══ Records shown

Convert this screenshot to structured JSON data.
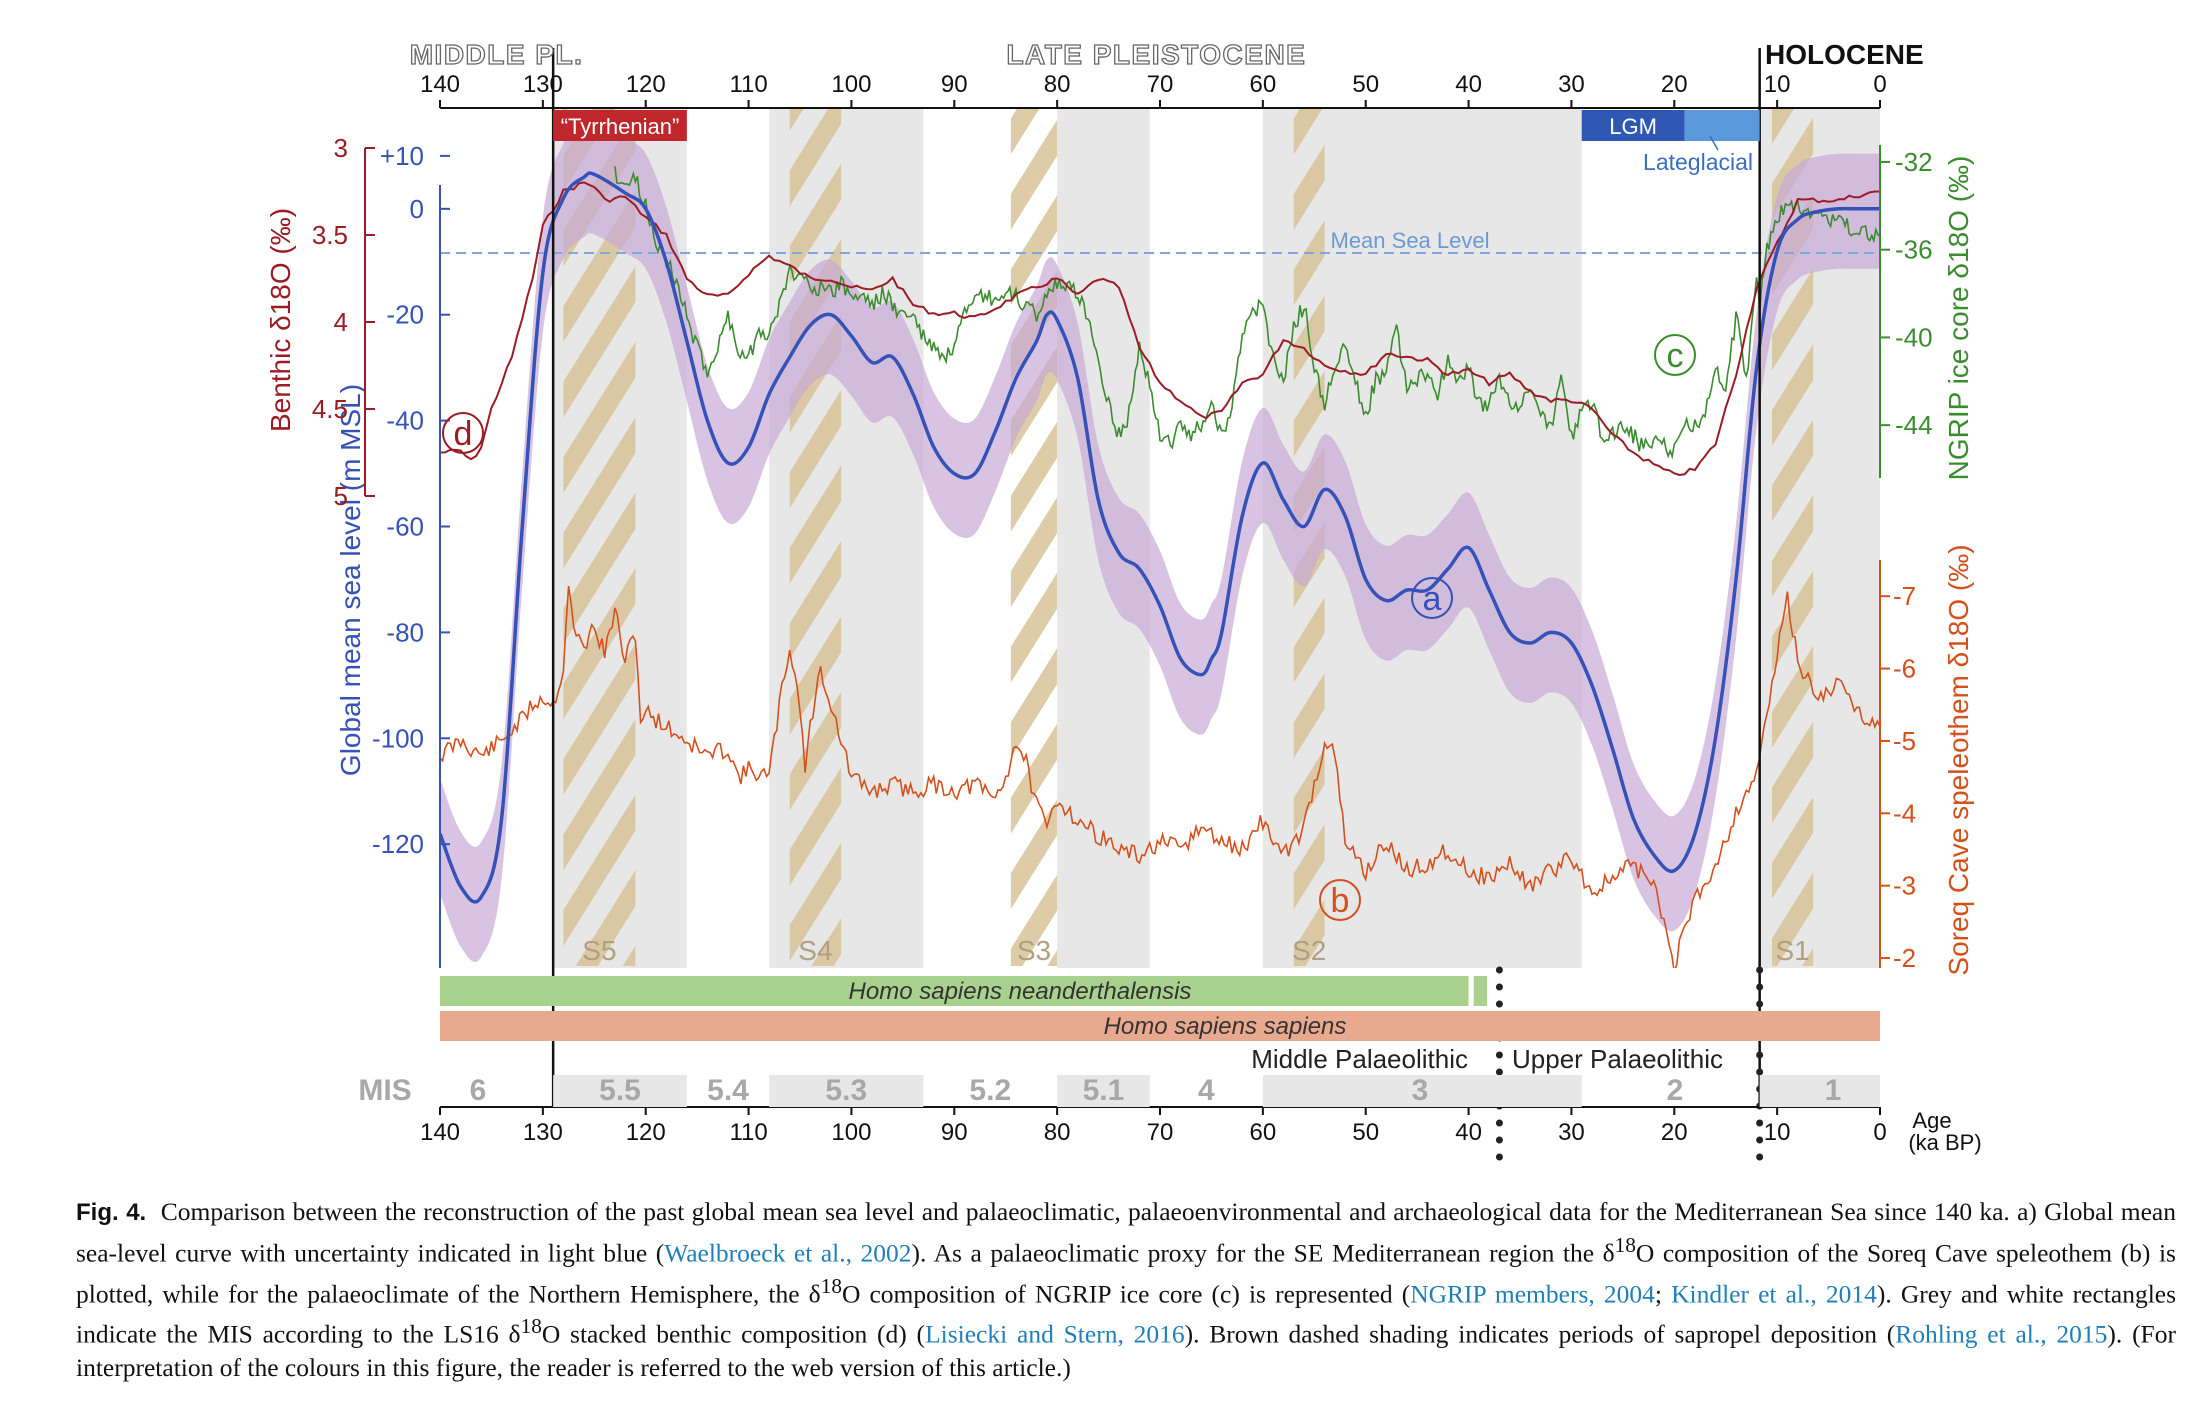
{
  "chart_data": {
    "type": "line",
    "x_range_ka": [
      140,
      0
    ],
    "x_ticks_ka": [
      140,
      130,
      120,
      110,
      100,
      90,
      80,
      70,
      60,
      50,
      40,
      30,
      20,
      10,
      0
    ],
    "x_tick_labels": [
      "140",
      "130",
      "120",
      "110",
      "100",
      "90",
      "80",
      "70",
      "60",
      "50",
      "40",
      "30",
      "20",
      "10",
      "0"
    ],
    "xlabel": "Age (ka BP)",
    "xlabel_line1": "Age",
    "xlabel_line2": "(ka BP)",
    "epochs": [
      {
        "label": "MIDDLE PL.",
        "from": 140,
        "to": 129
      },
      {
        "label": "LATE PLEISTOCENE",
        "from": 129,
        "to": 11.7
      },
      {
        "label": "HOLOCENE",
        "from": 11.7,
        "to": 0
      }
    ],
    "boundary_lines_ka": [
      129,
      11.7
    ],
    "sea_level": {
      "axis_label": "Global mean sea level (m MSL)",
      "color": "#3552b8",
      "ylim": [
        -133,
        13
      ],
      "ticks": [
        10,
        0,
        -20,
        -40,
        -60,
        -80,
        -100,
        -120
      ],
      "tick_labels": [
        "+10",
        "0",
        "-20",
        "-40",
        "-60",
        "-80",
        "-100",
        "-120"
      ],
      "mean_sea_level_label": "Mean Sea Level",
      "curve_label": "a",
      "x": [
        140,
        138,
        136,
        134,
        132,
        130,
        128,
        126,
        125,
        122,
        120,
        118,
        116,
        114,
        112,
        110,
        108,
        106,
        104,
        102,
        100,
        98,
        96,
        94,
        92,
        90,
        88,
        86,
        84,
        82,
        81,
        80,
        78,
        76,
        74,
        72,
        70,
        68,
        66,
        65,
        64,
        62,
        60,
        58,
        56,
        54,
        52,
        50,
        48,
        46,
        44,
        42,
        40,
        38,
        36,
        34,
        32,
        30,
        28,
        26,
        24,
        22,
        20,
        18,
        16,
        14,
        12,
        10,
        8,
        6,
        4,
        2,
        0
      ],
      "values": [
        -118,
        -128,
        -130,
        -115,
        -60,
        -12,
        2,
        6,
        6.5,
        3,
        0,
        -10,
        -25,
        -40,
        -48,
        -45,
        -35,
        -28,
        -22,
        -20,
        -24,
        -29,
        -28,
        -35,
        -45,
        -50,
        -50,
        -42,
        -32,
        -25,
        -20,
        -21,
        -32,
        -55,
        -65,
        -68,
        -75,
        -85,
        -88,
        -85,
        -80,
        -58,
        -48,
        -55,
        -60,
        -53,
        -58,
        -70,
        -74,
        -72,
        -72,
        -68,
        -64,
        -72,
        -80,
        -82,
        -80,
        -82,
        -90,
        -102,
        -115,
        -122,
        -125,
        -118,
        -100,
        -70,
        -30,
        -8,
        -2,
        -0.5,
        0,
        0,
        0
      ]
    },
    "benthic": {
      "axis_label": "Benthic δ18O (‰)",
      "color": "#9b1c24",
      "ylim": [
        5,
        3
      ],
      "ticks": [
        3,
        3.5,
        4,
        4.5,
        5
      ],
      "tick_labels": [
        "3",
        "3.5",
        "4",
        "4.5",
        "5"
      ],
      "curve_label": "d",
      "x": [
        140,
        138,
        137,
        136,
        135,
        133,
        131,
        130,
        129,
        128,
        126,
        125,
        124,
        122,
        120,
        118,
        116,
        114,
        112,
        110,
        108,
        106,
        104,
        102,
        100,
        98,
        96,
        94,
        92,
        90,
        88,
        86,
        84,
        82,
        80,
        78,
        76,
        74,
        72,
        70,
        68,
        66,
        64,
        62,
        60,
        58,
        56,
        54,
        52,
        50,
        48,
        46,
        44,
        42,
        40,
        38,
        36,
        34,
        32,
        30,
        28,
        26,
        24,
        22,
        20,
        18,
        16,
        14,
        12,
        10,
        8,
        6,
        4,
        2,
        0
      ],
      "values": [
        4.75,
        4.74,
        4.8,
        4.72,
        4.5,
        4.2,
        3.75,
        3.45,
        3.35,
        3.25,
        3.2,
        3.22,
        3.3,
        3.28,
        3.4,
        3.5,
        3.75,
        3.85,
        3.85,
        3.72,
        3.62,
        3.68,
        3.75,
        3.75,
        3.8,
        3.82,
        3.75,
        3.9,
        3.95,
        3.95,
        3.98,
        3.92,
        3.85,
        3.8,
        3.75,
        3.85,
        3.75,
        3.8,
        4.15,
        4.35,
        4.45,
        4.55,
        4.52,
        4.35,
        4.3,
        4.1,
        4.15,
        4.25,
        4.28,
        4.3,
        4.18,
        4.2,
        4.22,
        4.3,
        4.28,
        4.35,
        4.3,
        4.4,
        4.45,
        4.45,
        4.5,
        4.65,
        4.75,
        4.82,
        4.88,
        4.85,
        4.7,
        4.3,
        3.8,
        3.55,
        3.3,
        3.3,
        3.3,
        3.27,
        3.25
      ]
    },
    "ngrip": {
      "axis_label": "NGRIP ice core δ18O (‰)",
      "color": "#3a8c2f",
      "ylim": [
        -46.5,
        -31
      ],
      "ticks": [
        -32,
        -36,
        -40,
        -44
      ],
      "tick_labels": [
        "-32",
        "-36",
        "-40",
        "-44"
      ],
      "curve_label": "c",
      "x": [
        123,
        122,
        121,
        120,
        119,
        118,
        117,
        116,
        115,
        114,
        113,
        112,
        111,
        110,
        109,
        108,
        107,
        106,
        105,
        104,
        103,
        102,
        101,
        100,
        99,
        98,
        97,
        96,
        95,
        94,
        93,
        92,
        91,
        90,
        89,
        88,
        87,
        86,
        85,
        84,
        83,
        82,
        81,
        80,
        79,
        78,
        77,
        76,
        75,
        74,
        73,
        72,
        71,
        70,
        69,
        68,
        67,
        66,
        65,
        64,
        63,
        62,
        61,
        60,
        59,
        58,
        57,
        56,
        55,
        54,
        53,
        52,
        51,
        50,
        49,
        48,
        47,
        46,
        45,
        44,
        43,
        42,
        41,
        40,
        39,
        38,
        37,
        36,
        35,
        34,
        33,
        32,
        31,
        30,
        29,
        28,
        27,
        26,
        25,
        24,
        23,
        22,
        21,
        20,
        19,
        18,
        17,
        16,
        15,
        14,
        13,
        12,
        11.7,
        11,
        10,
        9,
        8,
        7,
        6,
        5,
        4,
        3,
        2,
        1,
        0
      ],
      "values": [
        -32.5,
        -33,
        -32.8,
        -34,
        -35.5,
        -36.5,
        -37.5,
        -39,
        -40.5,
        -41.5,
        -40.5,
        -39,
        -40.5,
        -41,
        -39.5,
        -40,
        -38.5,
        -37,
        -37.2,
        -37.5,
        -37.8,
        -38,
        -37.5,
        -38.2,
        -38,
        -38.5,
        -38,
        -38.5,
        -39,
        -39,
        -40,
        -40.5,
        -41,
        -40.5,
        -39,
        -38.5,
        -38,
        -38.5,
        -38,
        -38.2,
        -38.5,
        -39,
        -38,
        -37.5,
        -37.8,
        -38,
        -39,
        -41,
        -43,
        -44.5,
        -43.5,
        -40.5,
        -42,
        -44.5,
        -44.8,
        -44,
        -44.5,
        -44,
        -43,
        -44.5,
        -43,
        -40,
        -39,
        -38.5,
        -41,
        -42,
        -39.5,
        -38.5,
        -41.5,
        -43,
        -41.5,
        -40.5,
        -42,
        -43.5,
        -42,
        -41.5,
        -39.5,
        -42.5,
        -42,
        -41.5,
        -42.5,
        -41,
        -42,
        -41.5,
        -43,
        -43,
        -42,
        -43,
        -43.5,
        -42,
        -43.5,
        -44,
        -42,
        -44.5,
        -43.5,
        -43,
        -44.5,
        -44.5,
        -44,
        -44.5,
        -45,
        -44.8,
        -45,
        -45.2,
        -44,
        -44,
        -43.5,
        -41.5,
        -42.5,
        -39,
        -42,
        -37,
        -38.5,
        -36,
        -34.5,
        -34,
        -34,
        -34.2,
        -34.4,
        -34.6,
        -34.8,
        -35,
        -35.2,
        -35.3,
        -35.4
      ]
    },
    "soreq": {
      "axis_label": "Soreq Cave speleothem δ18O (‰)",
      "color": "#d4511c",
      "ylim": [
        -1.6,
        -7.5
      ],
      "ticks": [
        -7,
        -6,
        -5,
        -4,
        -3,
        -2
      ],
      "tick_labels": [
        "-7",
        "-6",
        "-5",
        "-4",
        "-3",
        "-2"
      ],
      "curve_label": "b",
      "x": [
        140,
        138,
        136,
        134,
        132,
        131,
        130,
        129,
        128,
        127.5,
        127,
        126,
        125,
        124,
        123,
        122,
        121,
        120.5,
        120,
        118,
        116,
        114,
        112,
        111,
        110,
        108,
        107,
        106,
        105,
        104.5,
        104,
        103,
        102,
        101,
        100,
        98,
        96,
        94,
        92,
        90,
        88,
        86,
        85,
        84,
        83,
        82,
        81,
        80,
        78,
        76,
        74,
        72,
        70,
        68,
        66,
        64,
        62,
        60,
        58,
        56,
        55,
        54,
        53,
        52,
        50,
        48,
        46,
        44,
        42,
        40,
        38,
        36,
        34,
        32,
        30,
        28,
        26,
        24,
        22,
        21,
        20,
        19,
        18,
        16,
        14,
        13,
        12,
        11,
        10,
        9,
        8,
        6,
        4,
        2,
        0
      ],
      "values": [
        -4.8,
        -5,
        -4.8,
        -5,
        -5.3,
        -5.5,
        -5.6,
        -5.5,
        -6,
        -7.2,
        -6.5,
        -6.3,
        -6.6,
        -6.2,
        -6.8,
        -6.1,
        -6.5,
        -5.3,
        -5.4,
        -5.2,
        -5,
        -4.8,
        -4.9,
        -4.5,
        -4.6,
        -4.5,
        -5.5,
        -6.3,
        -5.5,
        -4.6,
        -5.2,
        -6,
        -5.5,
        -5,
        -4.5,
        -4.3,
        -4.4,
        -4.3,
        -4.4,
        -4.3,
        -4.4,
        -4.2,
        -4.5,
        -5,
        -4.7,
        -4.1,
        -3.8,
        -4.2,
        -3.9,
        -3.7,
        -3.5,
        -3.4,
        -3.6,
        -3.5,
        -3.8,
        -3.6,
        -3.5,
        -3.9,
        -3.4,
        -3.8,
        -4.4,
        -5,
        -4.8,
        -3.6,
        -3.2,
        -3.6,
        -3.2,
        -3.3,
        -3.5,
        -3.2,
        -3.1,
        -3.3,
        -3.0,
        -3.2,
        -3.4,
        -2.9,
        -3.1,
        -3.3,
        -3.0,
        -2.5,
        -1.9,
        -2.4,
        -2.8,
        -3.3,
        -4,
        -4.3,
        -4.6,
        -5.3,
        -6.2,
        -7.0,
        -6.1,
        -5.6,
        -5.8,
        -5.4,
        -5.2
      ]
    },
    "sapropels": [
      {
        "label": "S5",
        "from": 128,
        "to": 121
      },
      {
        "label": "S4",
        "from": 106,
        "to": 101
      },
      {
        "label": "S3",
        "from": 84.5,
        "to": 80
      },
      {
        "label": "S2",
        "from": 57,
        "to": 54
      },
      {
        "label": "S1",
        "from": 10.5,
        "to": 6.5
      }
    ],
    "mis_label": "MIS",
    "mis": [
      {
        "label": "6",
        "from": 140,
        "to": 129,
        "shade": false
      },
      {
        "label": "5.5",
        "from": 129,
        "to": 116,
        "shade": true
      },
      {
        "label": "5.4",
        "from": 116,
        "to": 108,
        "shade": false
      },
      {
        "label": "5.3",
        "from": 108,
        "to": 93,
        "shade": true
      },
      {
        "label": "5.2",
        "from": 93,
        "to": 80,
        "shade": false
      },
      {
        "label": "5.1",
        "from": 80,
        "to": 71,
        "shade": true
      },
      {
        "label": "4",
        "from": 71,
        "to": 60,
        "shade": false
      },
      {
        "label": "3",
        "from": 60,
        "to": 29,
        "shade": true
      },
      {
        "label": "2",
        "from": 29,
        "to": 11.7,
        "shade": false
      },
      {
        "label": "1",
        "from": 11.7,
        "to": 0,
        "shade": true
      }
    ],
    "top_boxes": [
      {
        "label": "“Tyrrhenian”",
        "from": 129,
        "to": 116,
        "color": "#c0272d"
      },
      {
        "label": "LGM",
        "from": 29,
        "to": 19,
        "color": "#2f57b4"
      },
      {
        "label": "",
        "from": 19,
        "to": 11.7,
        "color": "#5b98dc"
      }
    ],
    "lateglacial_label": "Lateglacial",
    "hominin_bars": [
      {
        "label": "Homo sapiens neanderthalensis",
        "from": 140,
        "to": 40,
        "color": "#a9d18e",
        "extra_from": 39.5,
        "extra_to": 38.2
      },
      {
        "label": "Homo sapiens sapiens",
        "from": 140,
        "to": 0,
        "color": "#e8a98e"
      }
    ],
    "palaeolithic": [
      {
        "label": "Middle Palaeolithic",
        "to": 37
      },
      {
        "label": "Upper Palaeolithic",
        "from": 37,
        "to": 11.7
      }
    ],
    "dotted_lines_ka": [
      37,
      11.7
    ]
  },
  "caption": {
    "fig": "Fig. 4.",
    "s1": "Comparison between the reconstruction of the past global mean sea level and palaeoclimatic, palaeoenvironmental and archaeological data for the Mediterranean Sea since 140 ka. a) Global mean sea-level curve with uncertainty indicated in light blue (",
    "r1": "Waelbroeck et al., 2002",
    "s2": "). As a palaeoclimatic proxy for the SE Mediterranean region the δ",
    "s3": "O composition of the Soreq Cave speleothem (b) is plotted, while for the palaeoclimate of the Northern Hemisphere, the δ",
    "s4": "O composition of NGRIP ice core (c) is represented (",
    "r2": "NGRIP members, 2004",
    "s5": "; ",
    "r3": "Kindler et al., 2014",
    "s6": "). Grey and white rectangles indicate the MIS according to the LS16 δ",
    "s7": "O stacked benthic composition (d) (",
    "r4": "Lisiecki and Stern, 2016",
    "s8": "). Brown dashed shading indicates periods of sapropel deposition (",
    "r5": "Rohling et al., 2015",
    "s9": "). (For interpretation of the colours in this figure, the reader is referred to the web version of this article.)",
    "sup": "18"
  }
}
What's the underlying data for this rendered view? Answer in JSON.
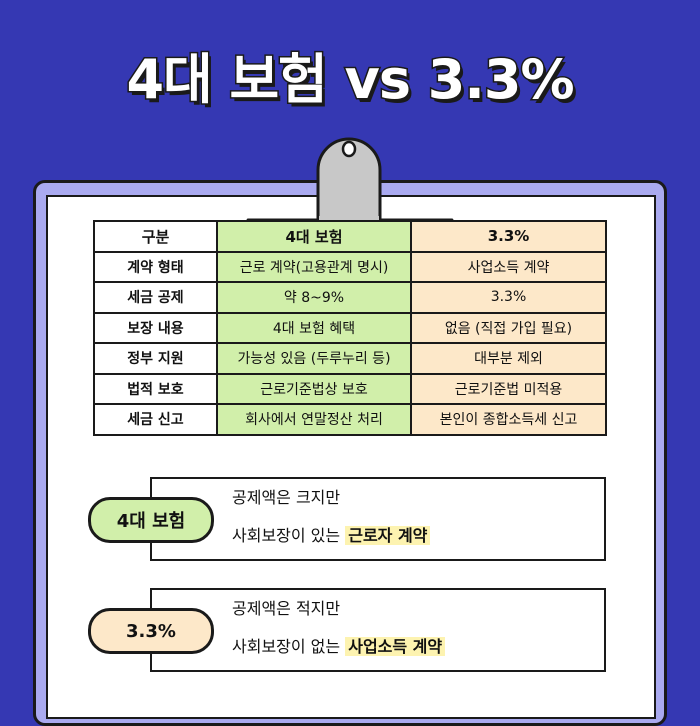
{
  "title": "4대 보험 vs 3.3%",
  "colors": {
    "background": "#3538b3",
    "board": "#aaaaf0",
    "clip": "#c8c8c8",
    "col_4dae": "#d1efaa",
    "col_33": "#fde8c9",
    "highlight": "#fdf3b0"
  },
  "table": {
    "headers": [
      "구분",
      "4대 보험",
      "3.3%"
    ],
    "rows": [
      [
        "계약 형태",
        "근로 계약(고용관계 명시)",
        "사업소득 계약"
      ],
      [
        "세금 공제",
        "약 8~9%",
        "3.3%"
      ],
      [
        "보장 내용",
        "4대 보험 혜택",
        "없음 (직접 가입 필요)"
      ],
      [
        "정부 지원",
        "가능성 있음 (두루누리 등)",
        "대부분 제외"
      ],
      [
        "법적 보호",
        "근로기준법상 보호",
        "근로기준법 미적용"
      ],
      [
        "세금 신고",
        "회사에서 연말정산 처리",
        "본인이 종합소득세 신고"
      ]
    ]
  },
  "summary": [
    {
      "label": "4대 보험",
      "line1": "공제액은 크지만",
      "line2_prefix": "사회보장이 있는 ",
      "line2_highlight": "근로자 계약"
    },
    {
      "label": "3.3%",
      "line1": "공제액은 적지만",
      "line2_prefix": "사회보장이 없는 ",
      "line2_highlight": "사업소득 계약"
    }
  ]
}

════

- **Direction**
Identify the lines in the entries above that contain "composition", then copy them out.

- **Exercise solution**
    "s3": "O composition of the Soreq Cave speleothem (b) is plotted, while for the palaeoclimate of the Northern Hemisphere, the δ",
    "s4": "O composition of NGRIP ice core (c) is represented (",
    "s7": "O stacked benthic composition (d) (",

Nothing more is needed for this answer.